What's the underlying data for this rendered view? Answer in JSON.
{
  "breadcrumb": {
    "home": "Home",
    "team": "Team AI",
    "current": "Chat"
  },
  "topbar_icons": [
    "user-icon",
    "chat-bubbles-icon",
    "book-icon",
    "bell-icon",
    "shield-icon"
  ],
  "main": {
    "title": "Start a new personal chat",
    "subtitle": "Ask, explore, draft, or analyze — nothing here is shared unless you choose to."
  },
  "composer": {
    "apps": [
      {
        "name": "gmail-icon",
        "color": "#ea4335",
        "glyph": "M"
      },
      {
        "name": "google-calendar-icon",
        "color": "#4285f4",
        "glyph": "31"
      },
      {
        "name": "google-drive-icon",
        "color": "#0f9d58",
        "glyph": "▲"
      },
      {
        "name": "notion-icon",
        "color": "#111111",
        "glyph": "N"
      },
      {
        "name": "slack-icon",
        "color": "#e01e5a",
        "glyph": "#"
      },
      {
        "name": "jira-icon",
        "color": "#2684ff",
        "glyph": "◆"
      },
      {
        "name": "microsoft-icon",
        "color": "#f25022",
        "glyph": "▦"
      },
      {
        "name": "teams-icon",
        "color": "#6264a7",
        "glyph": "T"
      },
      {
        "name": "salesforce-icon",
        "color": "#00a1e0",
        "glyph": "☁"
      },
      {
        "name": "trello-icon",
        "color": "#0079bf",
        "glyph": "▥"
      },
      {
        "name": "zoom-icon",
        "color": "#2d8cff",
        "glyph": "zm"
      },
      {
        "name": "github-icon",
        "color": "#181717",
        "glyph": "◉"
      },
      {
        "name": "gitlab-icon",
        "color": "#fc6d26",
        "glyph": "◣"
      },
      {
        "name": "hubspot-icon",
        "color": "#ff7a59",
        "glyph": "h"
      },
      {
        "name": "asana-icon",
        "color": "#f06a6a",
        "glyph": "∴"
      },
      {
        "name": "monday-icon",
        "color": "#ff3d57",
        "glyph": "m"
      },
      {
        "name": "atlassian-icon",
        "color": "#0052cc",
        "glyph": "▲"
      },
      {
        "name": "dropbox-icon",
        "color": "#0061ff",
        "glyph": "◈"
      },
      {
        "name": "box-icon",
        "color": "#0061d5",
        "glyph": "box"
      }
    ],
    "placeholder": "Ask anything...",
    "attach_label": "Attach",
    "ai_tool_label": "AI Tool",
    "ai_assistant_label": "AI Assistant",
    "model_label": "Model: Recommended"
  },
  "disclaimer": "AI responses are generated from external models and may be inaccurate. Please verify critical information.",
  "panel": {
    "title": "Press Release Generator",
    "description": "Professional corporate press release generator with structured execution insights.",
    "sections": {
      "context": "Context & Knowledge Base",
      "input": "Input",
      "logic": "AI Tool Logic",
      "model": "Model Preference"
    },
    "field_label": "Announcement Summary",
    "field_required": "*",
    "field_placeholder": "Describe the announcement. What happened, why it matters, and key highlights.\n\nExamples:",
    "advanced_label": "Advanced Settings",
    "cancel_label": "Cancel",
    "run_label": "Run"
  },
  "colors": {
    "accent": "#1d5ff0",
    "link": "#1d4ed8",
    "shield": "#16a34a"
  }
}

## WHAT YOU NEED TO DO
Extract all of the data exactly as written.

## ANSWER TO THIS TASK
What's the underlying data for this rendered view? Answer in JSON.
{
  "breadcrumb": {
    "home": "Home",
    "team": "Team AI",
    "current": "Chat"
  },
  "topbar_icons": [
    "user-icon",
    "chat-bubbles-icon",
    "book-icon",
    "bell-icon",
    "shield-icon"
  ],
  "main": {
    "title": "Start a new personal chat",
    "subtitle": "Ask, explore, draft, or analyze — nothing here is shared unless you choose to."
  },
  "composer": {
    "apps": [
      {
        "name": "gmail-icon",
        "color": "#ea4335",
        "glyph": "M"
      },
      {
        "name": "google-calendar-icon",
        "color": "#4285f4",
        "glyph": "31"
      },
      {
        "name": "google-drive-icon",
        "color": "#0f9d58",
        "glyph": "▲"
      },
      {
        "name": "notion-icon",
        "color": "#111111",
        "glyph": "N"
      },
      {
        "name": "slack-icon",
        "color": "#e01e5a",
        "glyph": "#"
      },
      {
        "name": "jira-icon",
        "color": "#2684ff",
        "glyph": "◆"
      },
      {
        "name": "microsoft-icon",
        "color": "#f25022",
        "glyph": "▦"
      },
      {
        "name": "teams-icon",
        "color": "#6264a7",
        "glyph": "T"
      },
      {
        "name": "salesforce-icon",
        "color": "#00a1e0",
        "glyph": "☁"
      },
      {
        "name": "trello-icon",
        "color": "#0079bf",
        "glyph": "▥"
      },
      {
        "name": "zoom-icon",
        "color": "#2d8cff",
        "glyph": "zm"
      },
      {
        "name": "github-icon",
        "color": "#181717",
        "glyph": "◉"
      },
      {
        "name": "gitlab-icon",
        "color": "#fc6d26",
        "glyph": "◣"
      },
      {
        "name": "hubspot-icon",
        "color": "#ff7a59",
        "glyph": "h"
      },
      {
        "name": "asana-icon",
        "color": "#f06a6a",
        "glyph": "∴"
      },
      {
        "name": "monday-icon",
        "color": "#ff3d57",
        "glyph": "m"
      },
      {
        "name": "atlassian-icon",
        "color": "#0052cc",
        "glyph": "▲"
      },
      {
        "name": "dropbox-icon",
        "color": "#0061ff",
        "glyph": "◈"
      },
      {
        "name": "box-icon",
        "color": "#0061d5",
        "glyph": "box"
      }
    ],
    "placeholder": "Ask anything...",
    "attach_label": "Attach",
    "ai_tool_label": "AI Tool",
    "ai_assistant_label": "AI Assistant",
    "model_label": "Model: Recommended"
  },
  "disclaimer": "AI responses are generated from external models and may be inaccurate. Please verify critical information.",
  "panel": {
    "title": "Press Release Generator",
    "description": "Professional corporate press release generator with structured execution insights.",
    "sections": {
      "context": "Context & Knowledge Base",
      "input": "Input",
      "logic": "AI Tool Logic",
      "model": "Model Preference"
    },
    "field_label": "Announcement Summary",
    "field_required": "*",
    "field_placeholder": "Describe the announcement. What happened, why it matters, and key highlights.\n\nExamples:",
    "advanced_label": "Advanced Settings",
    "cancel_label": "Cancel",
    "run_label": "Run"
  },
  "colors": {
    "accent": "#1d5ff0",
    "link": "#1d4ed8",
    "shield": "#16a34a"
  }
}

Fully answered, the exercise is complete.